**MATERIAL SHOWN**
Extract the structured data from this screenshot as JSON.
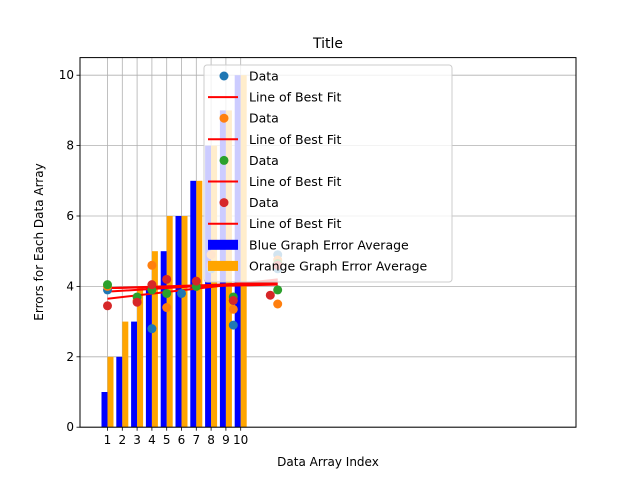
{
  "chart_data": {
    "type": "bar",
    "title": "Title",
    "xlabel": "Data Array Index",
    "ylabel": "Errors for Each Data Array",
    "ylim": [
      0,
      10.5
    ],
    "yticks": [
      0,
      2,
      4,
      6,
      8,
      10
    ],
    "xticks": [
      "1",
      "2",
      "3",
      "4",
      "5",
      "6",
      "7",
      "8",
      "9",
      "10"
    ],
    "grid": true,
    "legend_placement": "upper-middle",
    "bar_series": [
      {
        "name": "Blue Graph Error Average",
        "color": "#0000ff",
        "values": [
          1,
          2,
          3,
          4,
          5,
          6,
          7,
          8,
          9,
          10
        ]
      },
      {
        "name": "Orange Graph Error Average",
        "color": "#ffa500",
        "values": [
          2,
          3,
          4,
          5,
          6,
          6,
          7,
          8,
          9,
          10
        ]
      }
    ],
    "scatter_series": [
      {
        "name": "Data",
        "color": "#1f77b4",
        "line_name": "Line of Best Fit",
        "x": [
          1,
          4,
          6,
          8,
          9.5,
          9.5,
          12.5,
          12.5
        ],
        "y": [
          3.9,
          2.8,
          3.8,
          4.5,
          2.9,
          3.6,
          4.9,
          4.5
        ],
        "fit": [
          [
            1,
            3.85
          ],
          [
            12.5,
            4.15
          ]
        ]
      },
      {
        "name": "Data",
        "color": "#ff7f0e",
        "line_name": "Line of Best Fit",
        "x": [
          1,
          3,
          4,
          5,
          8,
          9.5,
          12.5,
          12.5
        ],
        "y": [
          4.0,
          3.6,
          4.6,
          3.4,
          4.9,
          3.35,
          3.5,
          4.75
        ],
        "fit": [
          [
            1,
            3.95
          ],
          [
            12.5,
            4.05
          ]
        ]
      },
      {
        "name": "Data",
        "color": "#2ca02c",
        "line_name": "Line of Best Fit",
        "x": [
          1,
          3,
          4,
          5,
          7,
          9.5,
          12.5,
          12.5
        ],
        "y": [
          4.05,
          3.7,
          3.9,
          3.8,
          4.0,
          3.7,
          3.9,
          4.65
        ],
        "fit": [
          [
            1,
            3.95
          ],
          [
            12.5,
            4.1
          ]
        ]
      },
      {
        "name": "Data",
        "color": "#d62728",
        "line_name": "Line of Best Fit",
        "x": [
          1,
          3,
          4,
          5,
          7,
          8,
          9.5,
          12,
          12.5
        ],
        "y": [
          3.45,
          3.55,
          4.05,
          4.2,
          4.15,
          4.6,
          3.6,
          3.75,
          4.6
        ],
        "fit": [
          [
            1,
            3.65
          ],
          [
            12.5,
            4.2
          ]
        ]
      }
    ],
    "legend_order": [
      "s0",
      "l0",
      "s1",
      "l1",
      "s2",
      "l2",
      "s3",
      "l3",
      "b0",
      "b1"
    ]
  }
}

**TASK GOAL**
Repeat the listing in full and exactly. Do not include any images.

**CORRECT RESPONSE**
Extract the structured data from this screenshot as JSON.
{
  "chart_data": {
    "type": "bar",
    "title": "Title",
    "xlabel": "Data Array Index",
    "ylabel": "Errors for Each Data Array",
    "ylim": [
      0,
      10.5
    ],
    "yticks": [
      0,
      2,
      4,
      6,
      8,
      10
    ],
    "xticks": [
      "1",
      "2",
      "3",
      "4",
      "5",
      "6",
      "7",
      "8",
      "9",
      "10"
    ],
    "grid": true,
    "legend_placement": "upper-middle",
    "bar_series": [
      {
        "name": "Blue Graph Error Average",
        "color": "#0000ff",
        "values": [
          1,
          2,
          3,
          4,
          5,
          6,
          7,
          8,
          9,
          10
        ]
      },
      {
        "name": "Orange Graph Error Average",
        "color": "#ffa500",
        "values": [
          2,
          3,
          4,
          5,
          6,
          6,
          7,
          8,
          9,
          10
        ]
      }
    ],
    "scatter_series": [
      {
        "name": "Data",
        "color": "#1f77b4",
        "line_name": "Line of Best Fit",
        "x": [
          1,
          4,
          6,
          8,
          9.5,
          9.5,
          12.5,
          12.5
        ],
        "y": [
          3.9,
          2.8,
          3.8,
          4.5,
          2.9,
          3.6,
          4.9,
          4.5
        ],
        "fit": [
          [
            1,
            3.85
          ],
          [
            12.5,
            4.15
          ]
        ]
      },
      {
        "name": "Data",
        "color": "#ff7f0e",
        "line_name": "Line of Best Fit",
        "x": [
          1,
          3,
          4,
          5,
          8,
          9.5,
          12.5,
          12.5
        ],
        "y": [
          4.0,
          3.6,
          4.6,
          3.4,
          4.9,
          3.35,
          3.5,
          4.75
        ],
        "fit": [
          [
            1,
            3.95
          ],
          [
            12.5,
            4.05
          ]
        ]
      },
      {
        "name": "Data",
        "color": "#2ca02c",
        "line_name": "Line of Best Fit",
        "x": [
          1,
          3,
          4,
          5,
          7,
          9.5,
          12.5,
          12.5
        ],
        "y": [
          4.05,
          3.7,
          3.9,
          3.8,
          4.0,
          3.7,
          3.9,
          4.65
        ],
        "fit": [
          [
            1,
            3.95
          ],
          [
            12.5,
            4.1
          ]
        ]
      },
      {
        "name": "Data",
        "color": "#d62728",
        "line_name": "Line of Best Fit",
        "x": [
          1,
          3,
          4,
          5,
          7,
          8,
          9.5,
          12,
          12.5
        ],
        "y": [
          3.45,
          3.55,
          4.05,
          4.2,
          4.15,
          4.6,
          3.6,
          3.75,
          4.6
        ],
        "fit": [
          [
            1,
            3.65
          ],
          [
            12.5,
            4.2
          ]
        ]
      }
    ],
    "legend_order": [
      "s0",
      "l0",
      "s1",
      "l1",
      "s2",
      "l2",
      "s3",
      "l3",
      "b0",
      "b1"
    ]
  }
}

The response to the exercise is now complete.